▶ [Supplied data]:

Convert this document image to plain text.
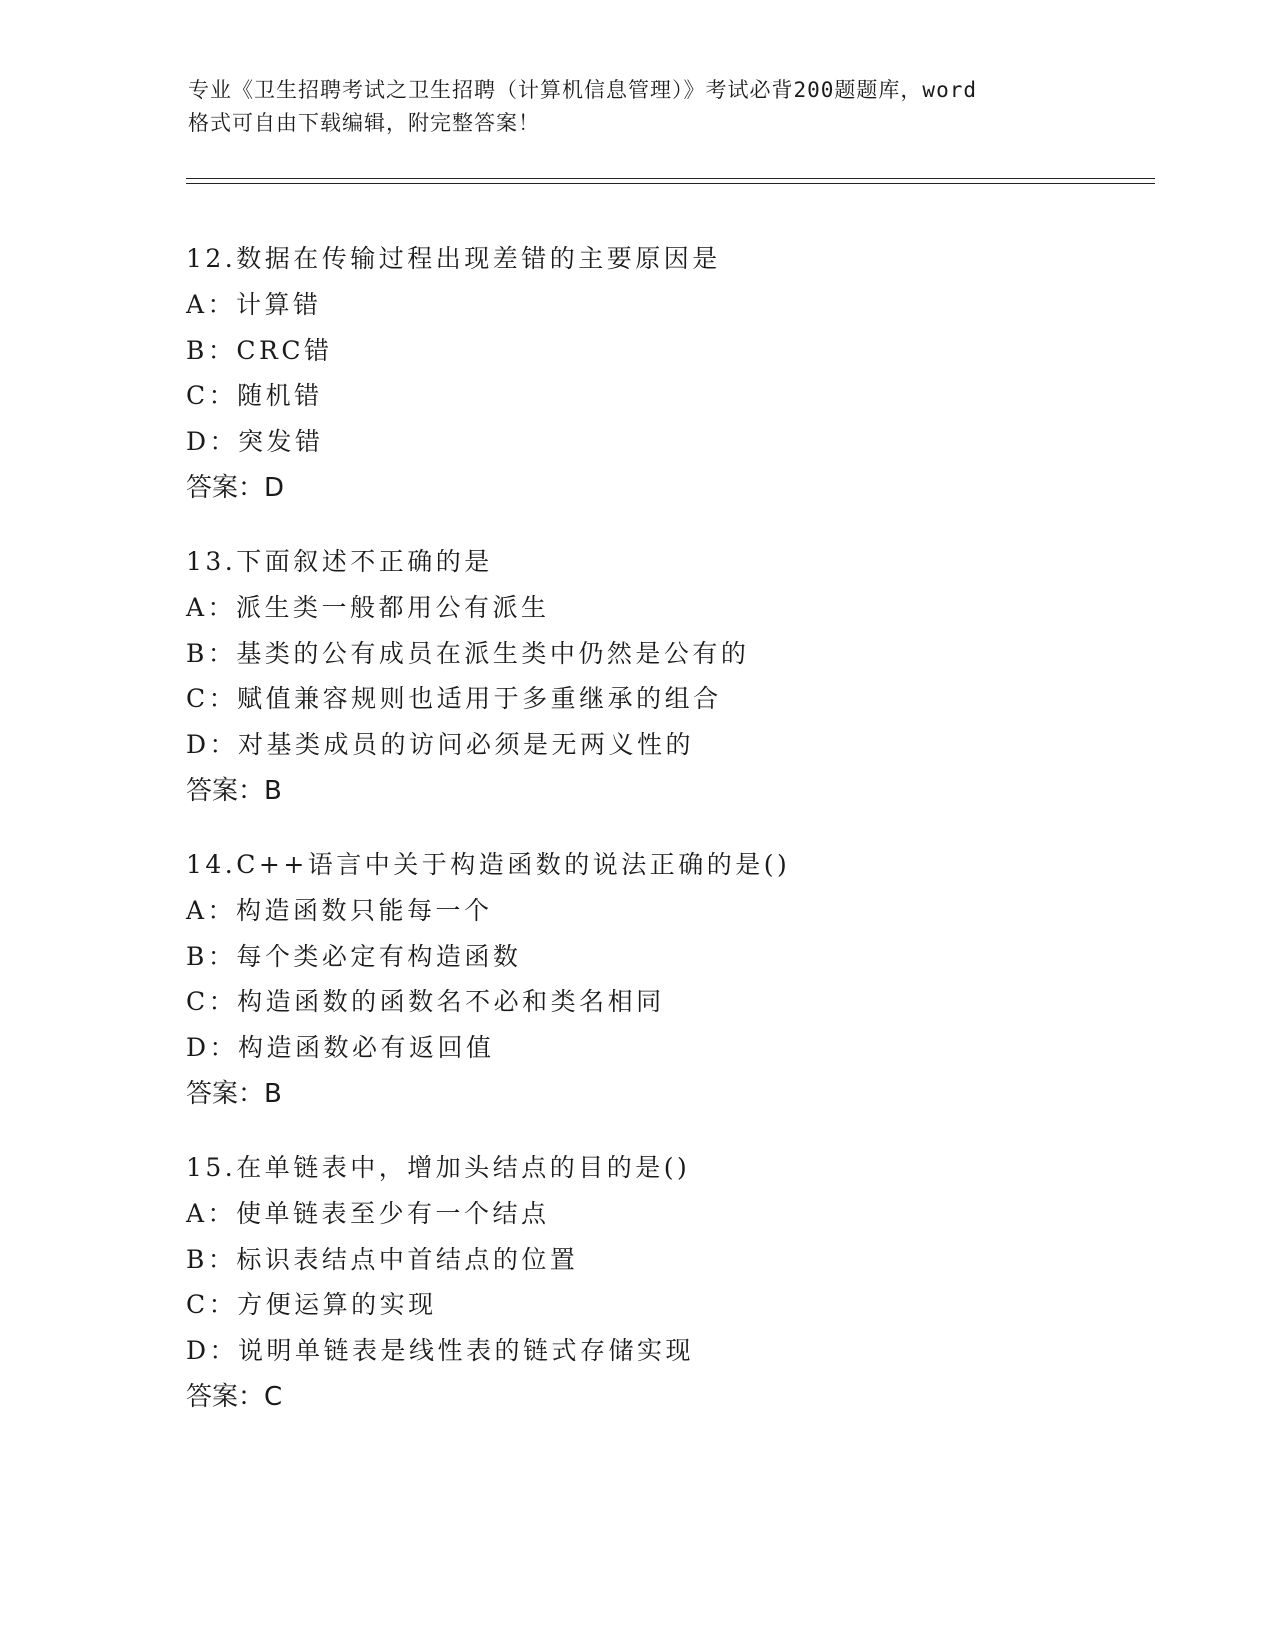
专业《卫生招聘考试之卫生招聘（计算机信息管理）》考试必背200题题库，word
格式可自由下载编辑，附完整答案！
12.数据在传输过程出现差错的主要原因是
A：计算错
B：CRC错
C：随机错
D：突发错
答案：D
13.下面叙述不正确的是
A：派生类一般都用公有派生
B：基类的公有成员在派生类中仍然是公有的
C：赋值兼容规则也适用于多重继承的组合
D：对基类成员的访问必须是无两义性的
答案：B
14.C++语言中关于构造函数的说法正确的是()
A：构造函数只能每一个
B：每个类必定有构造函数
C：构造函数的函数名不必和类名相同
D：构造函数必有返回值
答案：B
15.在单链表中，增加头结点的目的是()
A：使单链表至少有一个结点
B：标识表结点中首结点的位置
C：方便运算的实现
D：说明单链表是线性表的链式存储实现
答案：C
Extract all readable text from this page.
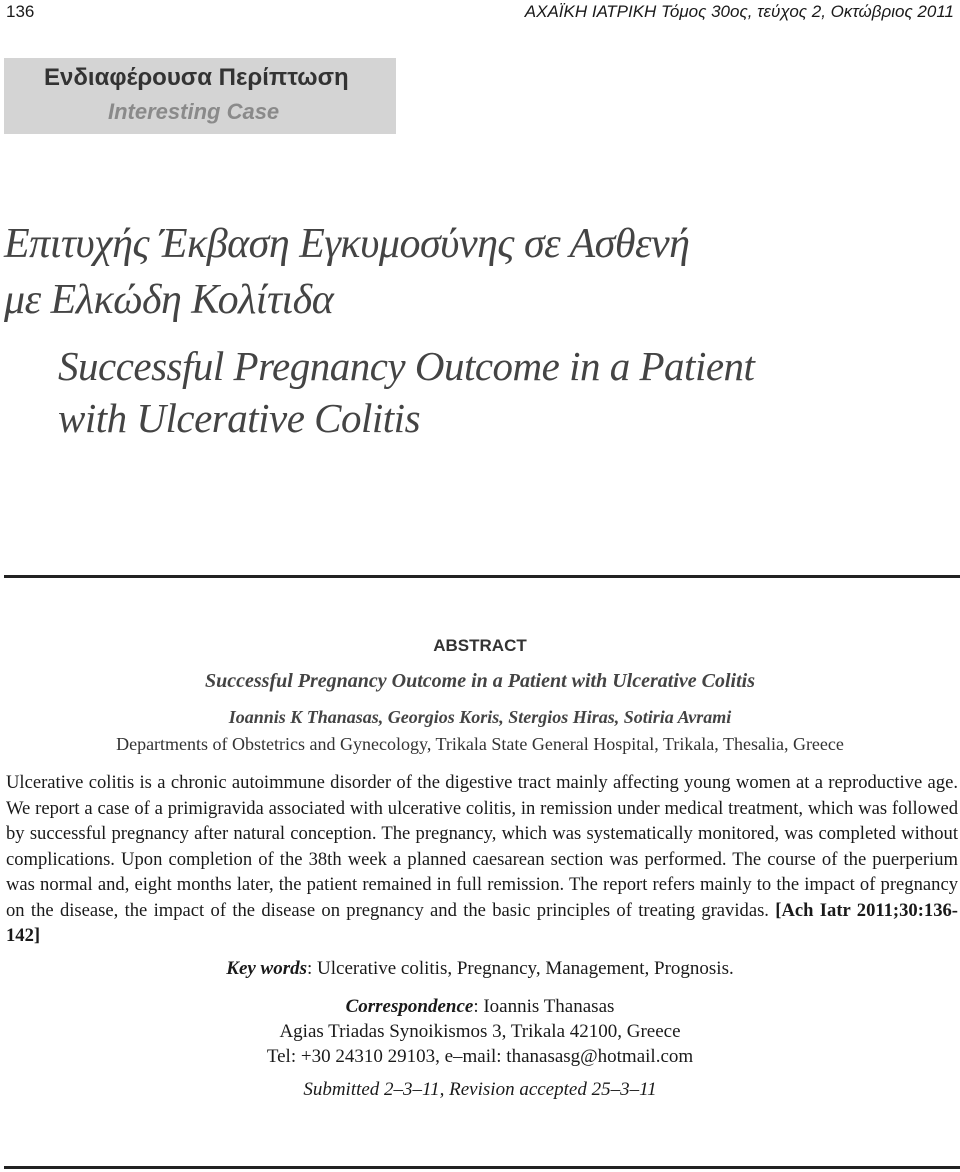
136	ΑΧΑΪΚΗ ΙΑΤΡΙΚΗ Τόμος 30ος, τεύχος 2, Οκτώβριος 2011
Ενδιαφέρουσα Περίπτωση
Interesting Case
Επιτυχής Έκβαση Εγκυμοσύνης σε Ασθενή
με Ελκώδη Κολίτιδα
Successful Pregnancy Outcome in a Patient
with Ulcerative Colitis
ABSTRACT
Successful Pregnancy Outcome in a Patient with Ulcerative Colitis
Ioannis K Thanasas, Georgios Koris, Stergios Hiras, Sotiria Avrami
Departments of Obstetrics and Gynecology, Trikala State General Hospital, Trikala, Thesalia, Greece
Ulcerative colitis is a chronic autoimmune disorder of the digestive tract mainly affecting young women at a reproductive age. We report a case of a primigravida associated with ulcerative colitis, in remission under medical treatment, which was followed by successful pregnancy after natural conception. The pregnancy, which was systematically monitored, was completed without complications. Upon completion of the 38th week a planned caesarean section was performed. The course of the puerperium was normal and, eight months later, the patient remained in full remission. The report refers mainly to the impact of pregnancy on the disease, the impact of the disease on pregnancy and the basic principles of treating gravidas. [Ach Iatr 2011;30:136-142]
Key words: Ulcerative colitis, Pregnancy, Management, Prognosis.
Correspondence: Ioannis Thanasas
Agias Triadas Synoikismos 3, Trikala 42100, Greece
Tel: +30 24310 29103, e–mail: thanasasg@hotmail.com
Submitted 2–3–11, Revision accepted 25–3–11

▶ [Exercise instructions]:
In the listing above, find the lines holding the word "Ulcerative" and copy them.

▶ [Answer to this task]:
with Ulcerative Colitis
Successful Pregnancy Outcome in a Patient with Ulcerative Colitis
Ulcerative colitis is a chronic autoimmune disorder of the digestive tract mainly affecting young women at a reproductive age. We report a case of a primigravida associated with ulcerative colitis, in remission under medical treatment, which was followed by successful pregnancy after natural conception. The pregnancy, which was systematically monitored, was completed without complications. Upon completion of the 38th week a planned caesarean section was performed. The course of the puerperium was normal and, eight months later, the patient remained in full remission. The report refers mainly to the impact of pregnancy on the disease, the impact of the disease on pregnancy and the basic principles of treating gravidas. [Ach Iatr 2011;30:136-142]
Key words: Ulcerative colitis, Pregnancy, Management, Prognosis.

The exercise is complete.